▼
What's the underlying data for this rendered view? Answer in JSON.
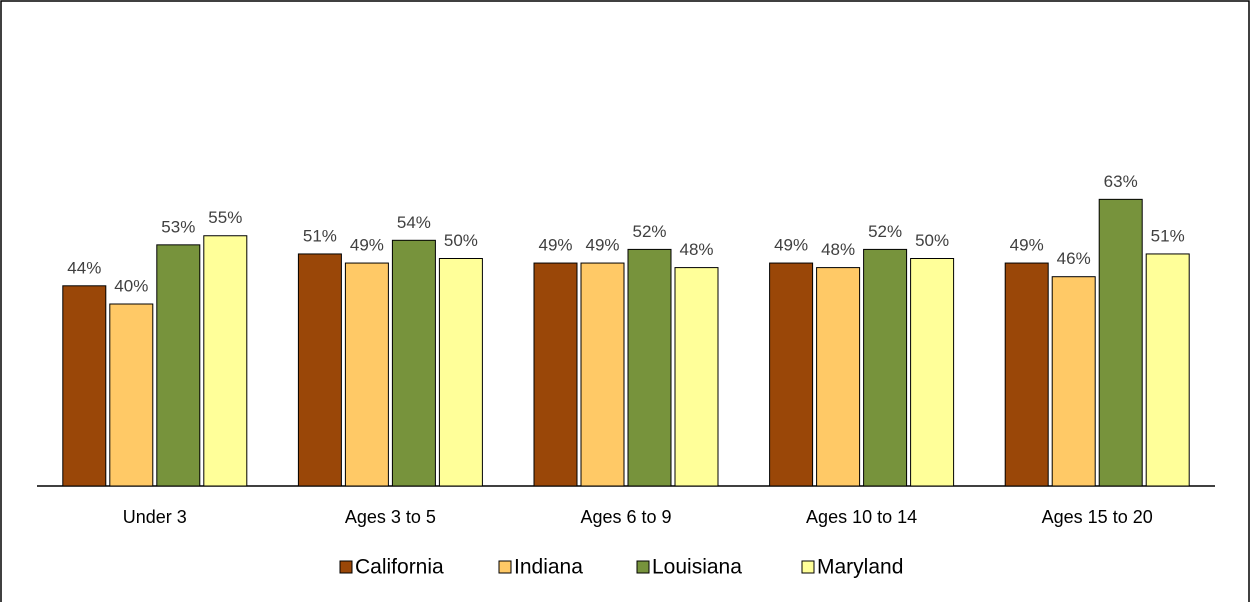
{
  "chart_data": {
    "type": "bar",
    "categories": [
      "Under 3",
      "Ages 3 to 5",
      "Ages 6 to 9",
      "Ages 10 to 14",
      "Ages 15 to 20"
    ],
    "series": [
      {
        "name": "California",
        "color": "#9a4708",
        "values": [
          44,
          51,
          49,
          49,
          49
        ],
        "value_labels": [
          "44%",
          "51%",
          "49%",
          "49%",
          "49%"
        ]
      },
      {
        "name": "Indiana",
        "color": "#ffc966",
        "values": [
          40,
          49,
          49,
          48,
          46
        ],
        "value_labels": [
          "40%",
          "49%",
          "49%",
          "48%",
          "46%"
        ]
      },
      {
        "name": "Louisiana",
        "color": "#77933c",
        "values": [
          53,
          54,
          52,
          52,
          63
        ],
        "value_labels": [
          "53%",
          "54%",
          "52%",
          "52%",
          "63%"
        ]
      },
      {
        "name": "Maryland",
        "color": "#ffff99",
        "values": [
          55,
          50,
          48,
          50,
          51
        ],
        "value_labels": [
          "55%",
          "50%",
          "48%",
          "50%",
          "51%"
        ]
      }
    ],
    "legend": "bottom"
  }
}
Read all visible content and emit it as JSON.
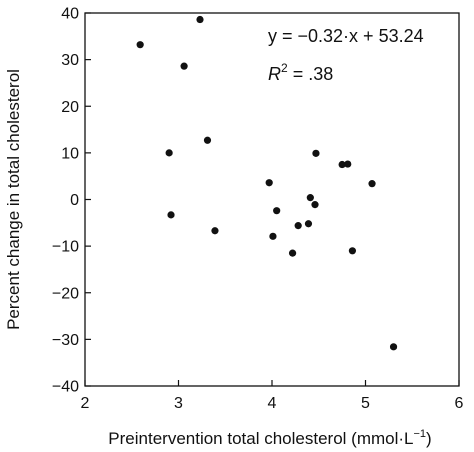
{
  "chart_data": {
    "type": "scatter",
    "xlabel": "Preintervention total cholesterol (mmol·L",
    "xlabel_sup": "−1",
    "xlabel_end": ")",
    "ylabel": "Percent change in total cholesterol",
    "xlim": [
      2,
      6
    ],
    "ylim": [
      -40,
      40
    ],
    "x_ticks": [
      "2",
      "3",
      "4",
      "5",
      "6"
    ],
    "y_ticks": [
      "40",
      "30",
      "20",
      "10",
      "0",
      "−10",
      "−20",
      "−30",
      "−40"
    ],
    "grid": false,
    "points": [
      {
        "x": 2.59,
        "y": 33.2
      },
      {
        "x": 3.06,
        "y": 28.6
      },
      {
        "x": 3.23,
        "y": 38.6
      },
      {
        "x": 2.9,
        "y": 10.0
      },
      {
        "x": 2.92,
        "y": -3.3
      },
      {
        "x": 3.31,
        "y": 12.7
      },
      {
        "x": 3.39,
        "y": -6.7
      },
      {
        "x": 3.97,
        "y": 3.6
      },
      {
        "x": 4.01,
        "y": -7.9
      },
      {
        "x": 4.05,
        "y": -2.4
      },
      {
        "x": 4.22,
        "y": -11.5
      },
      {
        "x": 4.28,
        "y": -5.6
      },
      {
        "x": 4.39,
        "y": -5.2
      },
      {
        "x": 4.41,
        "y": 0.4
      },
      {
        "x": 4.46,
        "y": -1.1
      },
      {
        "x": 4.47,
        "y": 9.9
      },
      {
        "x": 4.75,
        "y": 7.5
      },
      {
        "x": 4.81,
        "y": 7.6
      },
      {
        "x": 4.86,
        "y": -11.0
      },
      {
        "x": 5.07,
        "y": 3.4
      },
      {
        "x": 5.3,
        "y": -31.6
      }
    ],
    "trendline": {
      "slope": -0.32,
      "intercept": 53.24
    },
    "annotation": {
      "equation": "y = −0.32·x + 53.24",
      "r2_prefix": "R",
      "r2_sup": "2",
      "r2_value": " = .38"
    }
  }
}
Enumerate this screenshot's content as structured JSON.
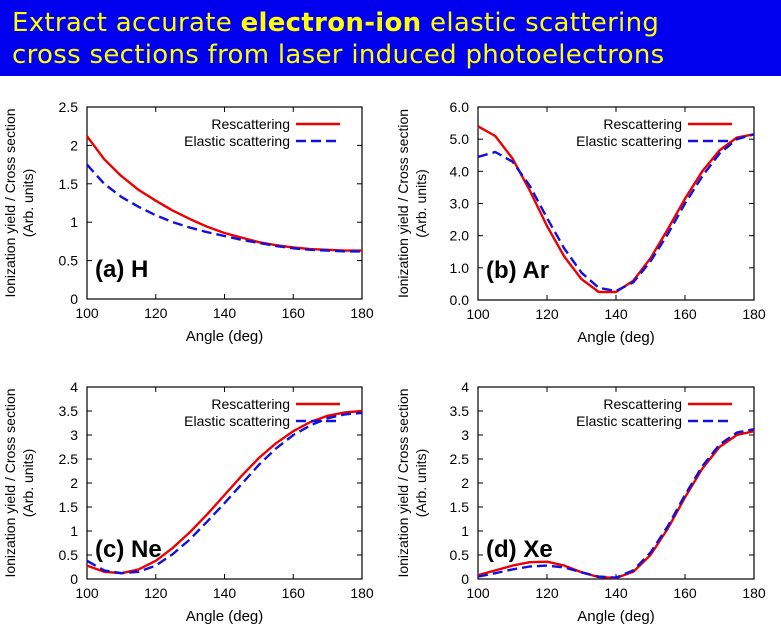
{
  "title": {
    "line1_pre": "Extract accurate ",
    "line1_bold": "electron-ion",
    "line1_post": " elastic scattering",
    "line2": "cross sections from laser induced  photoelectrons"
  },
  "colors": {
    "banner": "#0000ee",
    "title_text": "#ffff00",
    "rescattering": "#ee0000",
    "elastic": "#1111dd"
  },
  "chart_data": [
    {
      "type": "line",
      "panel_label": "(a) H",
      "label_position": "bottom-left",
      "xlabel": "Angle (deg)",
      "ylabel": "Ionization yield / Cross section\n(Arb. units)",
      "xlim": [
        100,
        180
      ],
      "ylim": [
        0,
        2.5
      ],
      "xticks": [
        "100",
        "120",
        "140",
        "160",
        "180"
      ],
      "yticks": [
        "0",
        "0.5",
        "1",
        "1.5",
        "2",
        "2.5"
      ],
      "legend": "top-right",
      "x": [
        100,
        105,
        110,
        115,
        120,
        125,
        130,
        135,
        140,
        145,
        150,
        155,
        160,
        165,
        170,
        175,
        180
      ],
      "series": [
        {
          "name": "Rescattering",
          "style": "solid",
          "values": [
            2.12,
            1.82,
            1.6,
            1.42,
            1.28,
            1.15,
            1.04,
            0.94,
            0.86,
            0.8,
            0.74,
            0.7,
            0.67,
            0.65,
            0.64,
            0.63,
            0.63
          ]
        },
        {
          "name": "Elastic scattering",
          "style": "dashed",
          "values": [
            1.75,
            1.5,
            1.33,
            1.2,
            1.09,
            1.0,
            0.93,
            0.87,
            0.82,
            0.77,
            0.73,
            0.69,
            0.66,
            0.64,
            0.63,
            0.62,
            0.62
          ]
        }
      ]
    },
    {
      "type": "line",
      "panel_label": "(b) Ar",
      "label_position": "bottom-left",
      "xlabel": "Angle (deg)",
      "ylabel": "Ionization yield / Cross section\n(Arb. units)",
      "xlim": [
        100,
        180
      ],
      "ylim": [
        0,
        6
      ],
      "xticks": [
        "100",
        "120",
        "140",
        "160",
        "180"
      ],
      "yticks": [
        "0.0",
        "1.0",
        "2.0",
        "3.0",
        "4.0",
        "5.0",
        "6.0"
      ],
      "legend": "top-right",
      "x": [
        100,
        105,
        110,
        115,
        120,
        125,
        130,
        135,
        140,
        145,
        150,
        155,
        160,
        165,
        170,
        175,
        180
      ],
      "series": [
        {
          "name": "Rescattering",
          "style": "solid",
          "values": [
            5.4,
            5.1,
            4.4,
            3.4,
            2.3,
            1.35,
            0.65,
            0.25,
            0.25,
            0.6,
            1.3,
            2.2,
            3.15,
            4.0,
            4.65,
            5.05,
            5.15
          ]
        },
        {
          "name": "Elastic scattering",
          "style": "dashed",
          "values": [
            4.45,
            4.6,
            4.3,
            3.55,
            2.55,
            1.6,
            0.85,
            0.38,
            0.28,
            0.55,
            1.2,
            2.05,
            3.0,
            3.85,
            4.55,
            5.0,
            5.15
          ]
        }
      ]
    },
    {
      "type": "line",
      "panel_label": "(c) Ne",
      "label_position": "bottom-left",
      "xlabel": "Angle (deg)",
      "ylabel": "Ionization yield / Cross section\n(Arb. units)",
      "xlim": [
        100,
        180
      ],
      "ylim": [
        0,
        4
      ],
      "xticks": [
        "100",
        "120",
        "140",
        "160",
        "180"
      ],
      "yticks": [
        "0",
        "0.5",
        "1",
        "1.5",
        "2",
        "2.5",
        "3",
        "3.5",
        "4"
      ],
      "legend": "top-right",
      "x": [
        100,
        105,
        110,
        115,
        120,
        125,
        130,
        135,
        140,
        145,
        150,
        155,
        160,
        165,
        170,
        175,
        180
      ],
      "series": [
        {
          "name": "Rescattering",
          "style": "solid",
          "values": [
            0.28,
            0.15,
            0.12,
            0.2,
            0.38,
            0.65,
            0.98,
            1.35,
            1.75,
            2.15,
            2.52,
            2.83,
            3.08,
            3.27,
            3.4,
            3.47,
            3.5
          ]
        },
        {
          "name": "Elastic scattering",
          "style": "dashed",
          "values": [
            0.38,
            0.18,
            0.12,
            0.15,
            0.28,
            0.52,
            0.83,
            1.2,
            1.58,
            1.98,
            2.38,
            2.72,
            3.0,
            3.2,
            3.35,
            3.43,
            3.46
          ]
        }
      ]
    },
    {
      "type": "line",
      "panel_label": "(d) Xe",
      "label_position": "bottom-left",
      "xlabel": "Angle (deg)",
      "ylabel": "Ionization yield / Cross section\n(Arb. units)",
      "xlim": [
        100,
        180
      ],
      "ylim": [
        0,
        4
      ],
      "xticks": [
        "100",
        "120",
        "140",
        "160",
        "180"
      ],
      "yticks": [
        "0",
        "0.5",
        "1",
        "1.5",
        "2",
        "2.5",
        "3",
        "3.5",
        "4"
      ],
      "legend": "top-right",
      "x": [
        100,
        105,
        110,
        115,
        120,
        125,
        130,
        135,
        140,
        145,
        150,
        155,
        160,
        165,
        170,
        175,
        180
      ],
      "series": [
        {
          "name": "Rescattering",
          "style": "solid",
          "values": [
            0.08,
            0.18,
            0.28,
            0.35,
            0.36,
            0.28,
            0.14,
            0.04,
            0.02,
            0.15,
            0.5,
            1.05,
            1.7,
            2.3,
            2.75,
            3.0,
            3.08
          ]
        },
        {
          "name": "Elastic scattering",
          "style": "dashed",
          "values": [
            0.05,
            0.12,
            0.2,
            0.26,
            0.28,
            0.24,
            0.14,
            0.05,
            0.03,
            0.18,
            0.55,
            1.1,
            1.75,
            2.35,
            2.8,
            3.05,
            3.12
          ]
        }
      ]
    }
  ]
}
▲
**The task**: Of the lines above, how many include the word "cholesterol"? Reply with the number alone.

**Problem solution**: 2